**Written instruction**:
What is the number of lines in the entries that include the word "профилактике"? Respond with the number only.

**Records for the exercise**:
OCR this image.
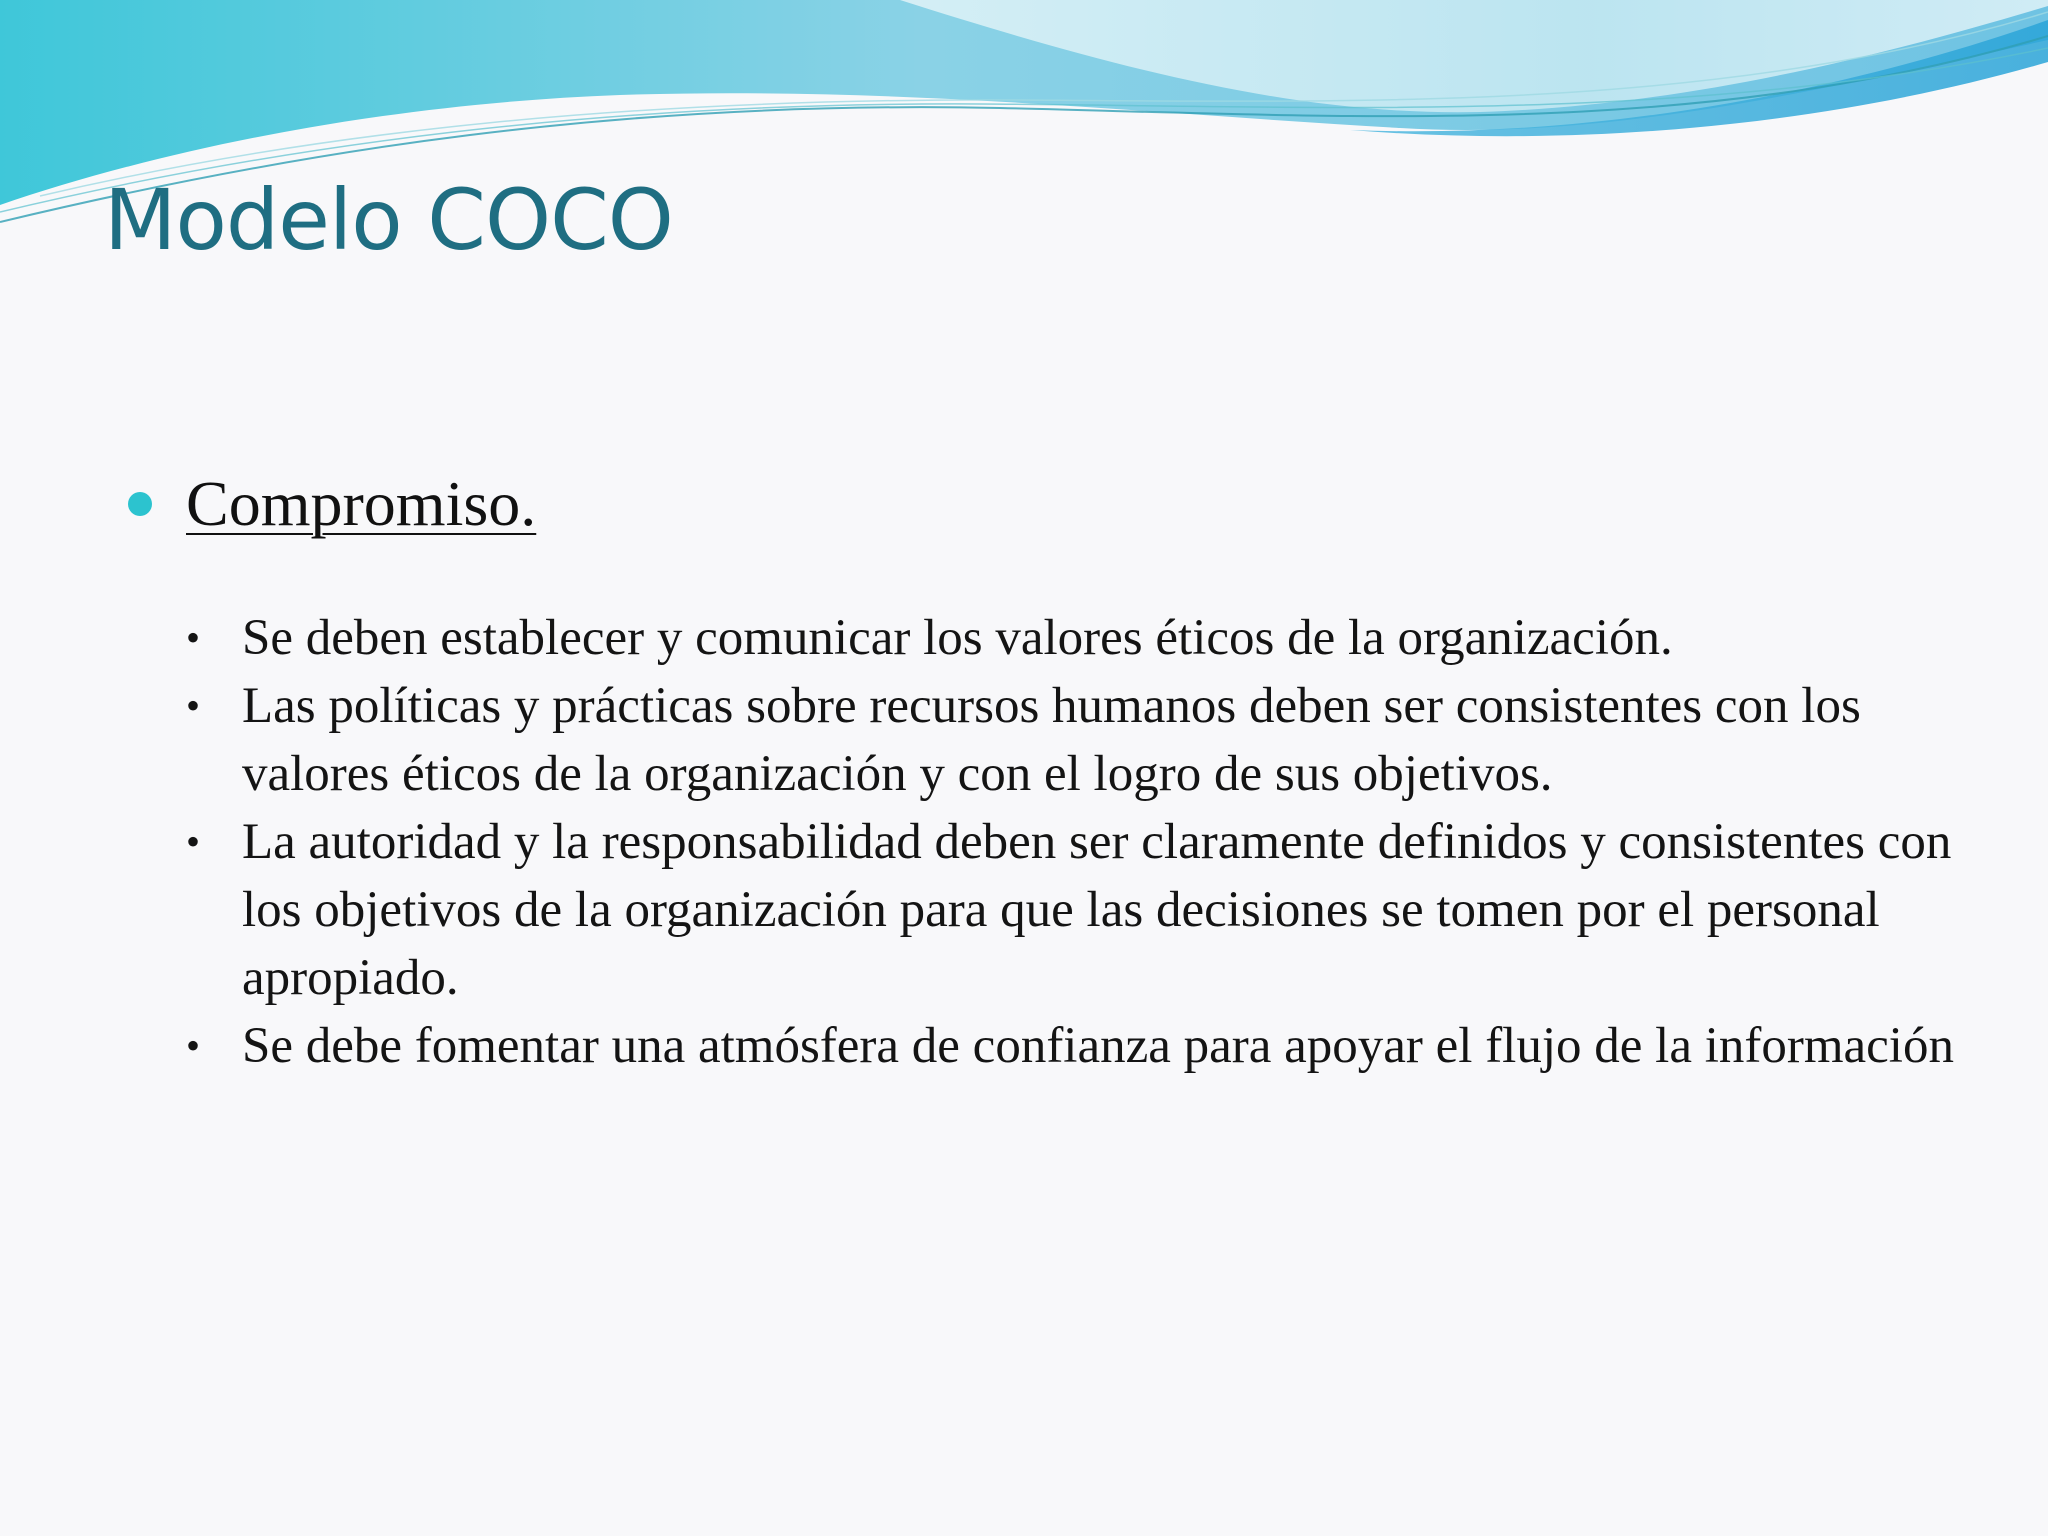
Modelo COCO
Compromiso.
• Se deben establecer y comunicar los valores éticos de la organización.
• Las políticas y prácticas sobre recursos humanos deben ser consistentes con los valores éticos de la organización y con el logro de sus objetivos.
• La autoridad y la responsabilidad deben ser claramente definidos y consistentes con los objetivos de la organización para que las decisiones se tomen por el personal apropiado.
• Se debe fomentar una atmósfera de confianza para apoyar el flujo de la información
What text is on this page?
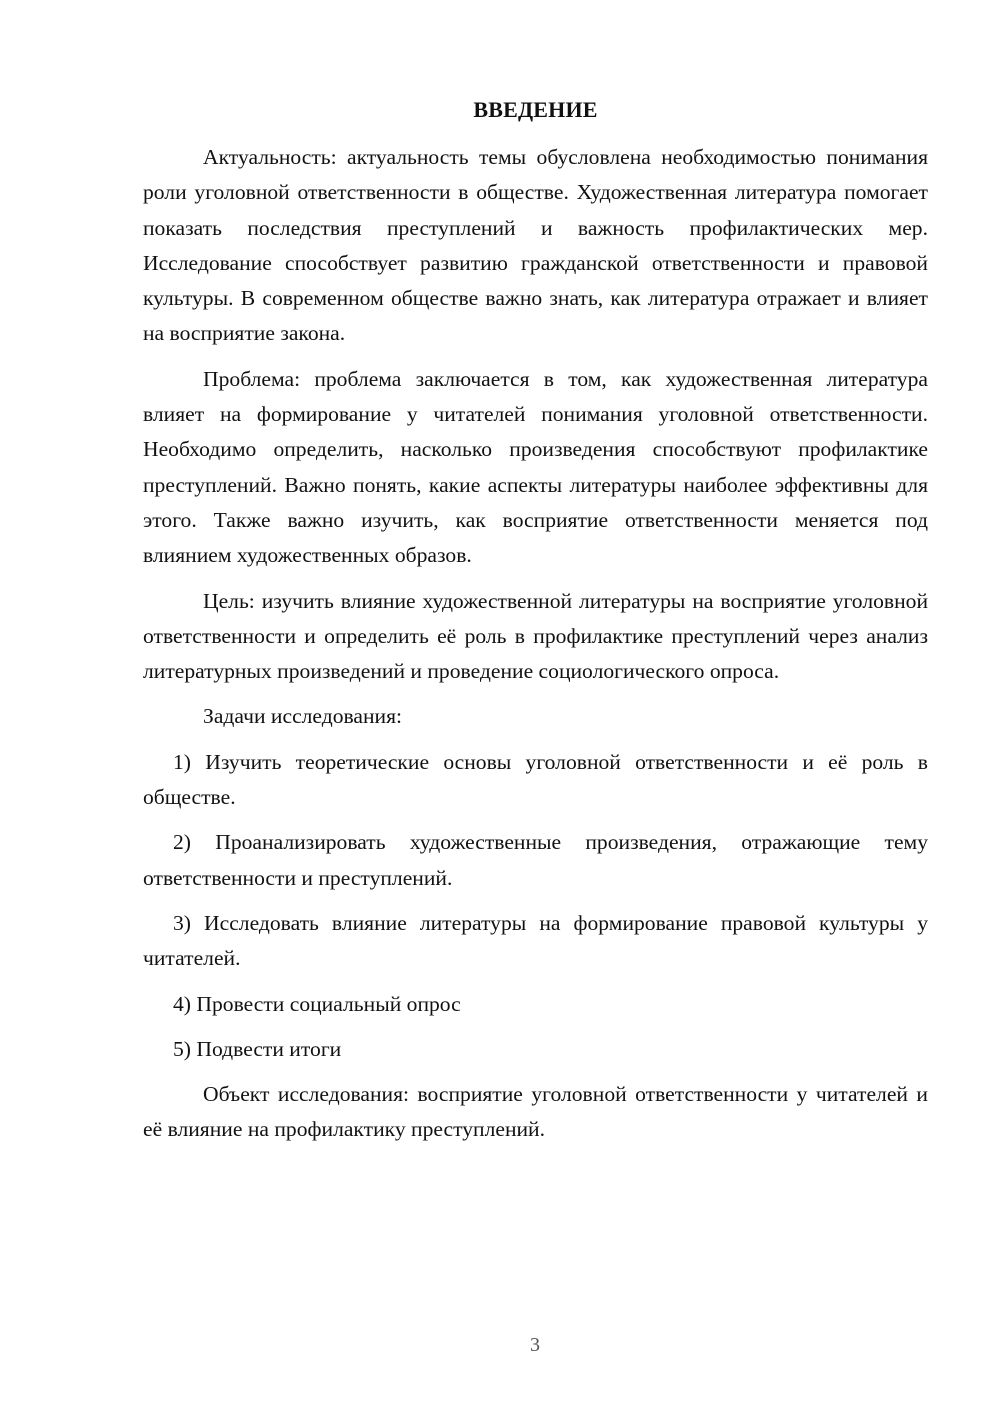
ВВЕДЕНИЕ

Актуальность: актуальность темы обусловлена необходимостью понимания роли уголовной ответственности в обществе. Художественная литература помогает показать последствия преступлений и важность профилактических мер. Исследование способствует развитию гражданской ответственности и правовой культуры. В современном обществе важно знать, как литература отражает и влияет на восприятие закона.

Проблема: проблема заключается в том, как художественная литература влияет на формирование у читателей понимания уголовной ответственности. Необходимо определить, насколько произведения способствуют профилактике преступлений. Важно понять, какие аспекты литературы наиболее эффективны для этого. Также важно изучить, как восприятие ответственности меняется под влиянием художественных образов.

Цель: изучить влияние художественной литературы на восприятие уголовной ответственности и определить её роль в профилактике преступлений через анализ литературных произведений и проведение социологического опроса.

Задачи исследования:

1) Изучить теоретические основы уголовной ответственности и её роль в обществе.

2) Проанализировать художественные произведения, отражающие тему ответственности и преступлений.

3) Исследовать влияние литературы на формирование правовой культуры у читателей.

4) Провести социальный опрос

5) Подвести итоги

Объект исследования: восприятие уголовной ответственности у читателей и её влияние на профилактику преступлений.

3
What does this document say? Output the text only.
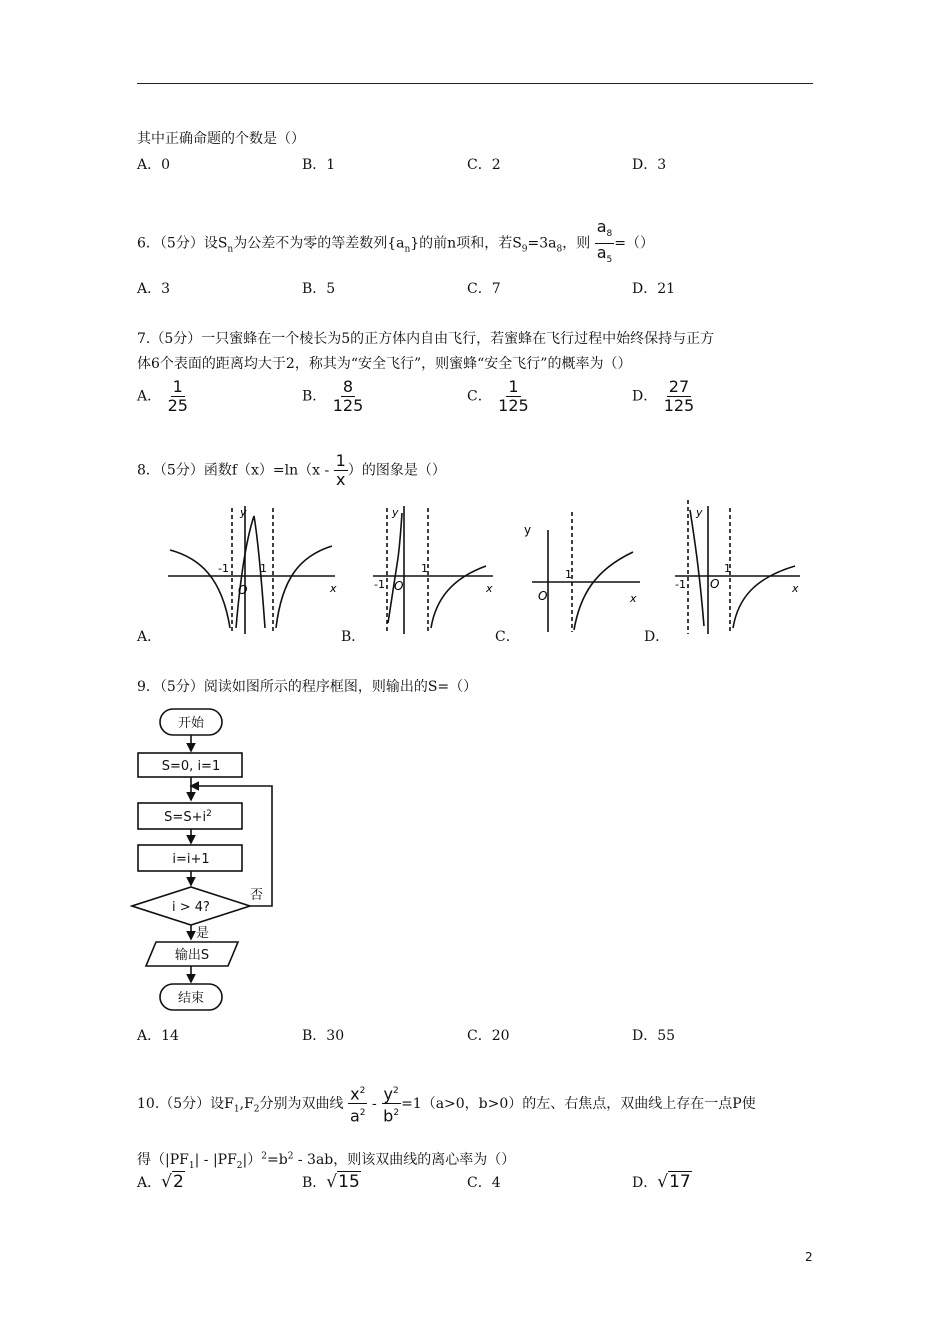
其中正确命题的个数是（）
A．0	B．1	C．2	D．3
6．（5分）设$S_n$为公差不为零的等差数列$\{a_n\}$的前n项和，若$S_9=3a_8$，则 $\frac{a_8}{a_5}$ =（）
A．3	B．5	C．7	D．21
7.（5分）一只蜜蜂在一个棱长为5的正方体内自由飞行，若蜜蜂在飞行过程中始终保持与正方
体6个表面的距离均大于2，称其为“安全飞行”，则蜜蜂“安全飞行”的概率为（）
A． $\frac{1}{25}$	B． $\frac{8}{125}$	C． $\frac{1}{125}$	D． $\frac{27}{125}$
8．（5分）函数$f(x)=\ln(x - \frac{1}{x}$ ）的图象是（）
y
x
O
-1	1
A．
y
x
O
-1
1
B．
y
x
O
1
C．
y
x
O
-1
1
D．
9．（5分）阅读如图所示的程序框图，则输出的S=（）
开始
S=0, i=1
$S=S+i^2$
i=i+1
i > 4?
否
是
输出S
结束
A．14	B．30	C．20	D．55
10.（5分）设$F_1,F_2$分别为双曲线 $\frac{x^2}{a^2} - \frac{y^2}{b^2} =1(a>0$，b>0）的左、右焦点，双曲线上存在一点P使
得$(|PF_1| - |PF_2|)^2=b^2 - 3ab$，则该双曲线的离心率为（）
A．√2	B．√15	C．4	D．√17
2
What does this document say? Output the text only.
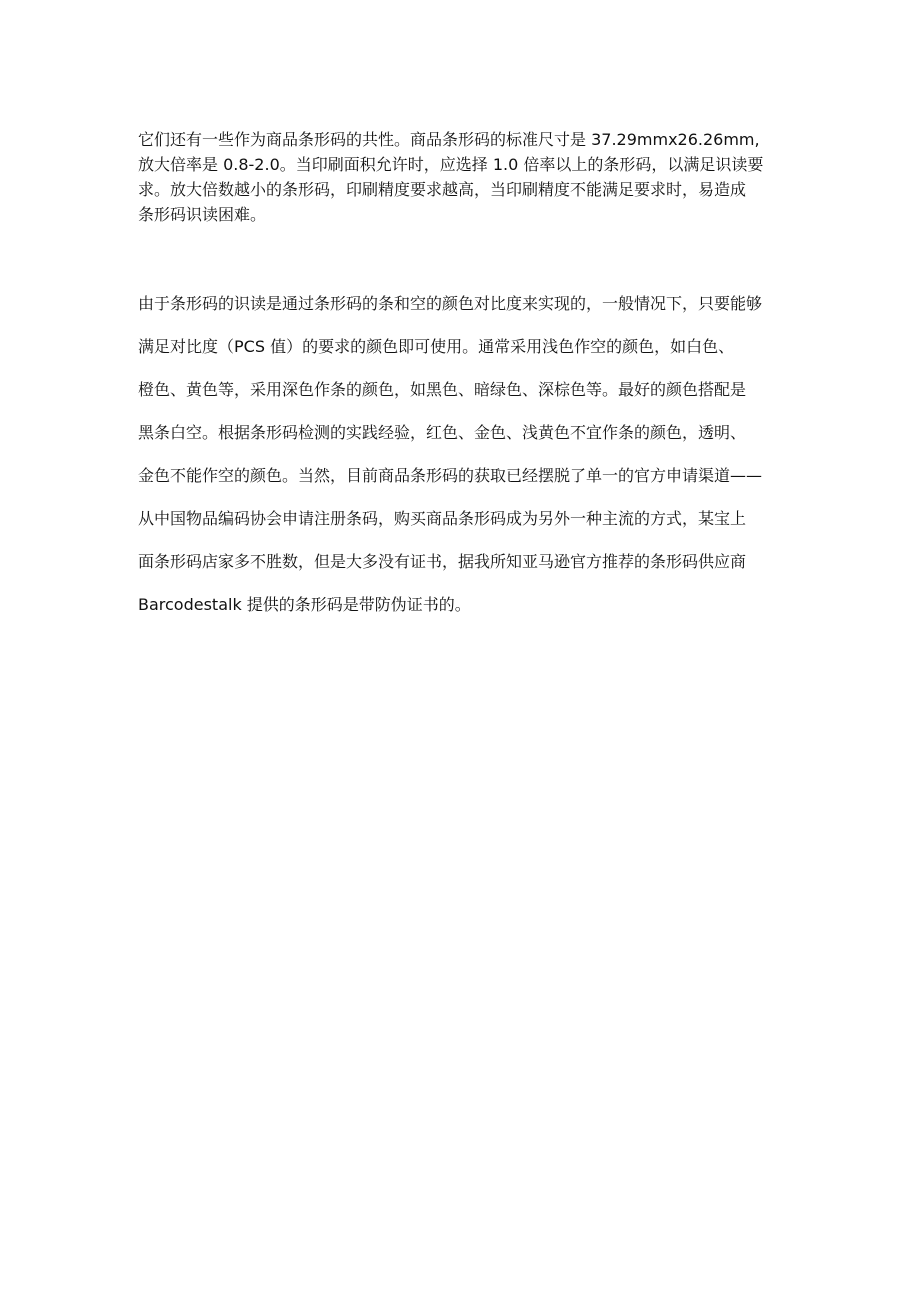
它们还有一些作为商品条形码的共性。商品条形码的标准尺寸是 37.29mmx26.26mm,
放大倍率是 0.8-2.0。当印刷面积允许时，应选择 1.0 倍率以上的条形码，以满足识读要
求。放大倍数越小的条形码，印刷精度要求越高，当印刷精度不能满足要求时，易造成
条形码识读困难。
由于条形码的识读是通过条形码的条和空的颜色对比度来实现的，一般情况下，只要能够
满足对比度（PCS 值）的要求的颜色即可使用。通常采用浅色作空的颜色，如白色、
橙色、黄色等，采用深色作条的颜色，如黑色、暗绿色、深棕色等。最好的颜色搭配是
黑条白空。根据条形码检测的实践经验，红色、金色、浅黄色不宜作条的颜色，透明、
金色不能作空的颜色。当然，目前商品条形码的获取已经摆脱了单一的官方申请渠道——
从中国物品编码协会申请注册条码，购买商品条形码成为另外一种主流的方式，某宝上
面条形码店家多不胜数，但是大多没有证书，据我所知亚马逊官方推荐的条形码供应商
Barcodestalk 提供的条形码是带防伪证书的。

**Written solution**:
2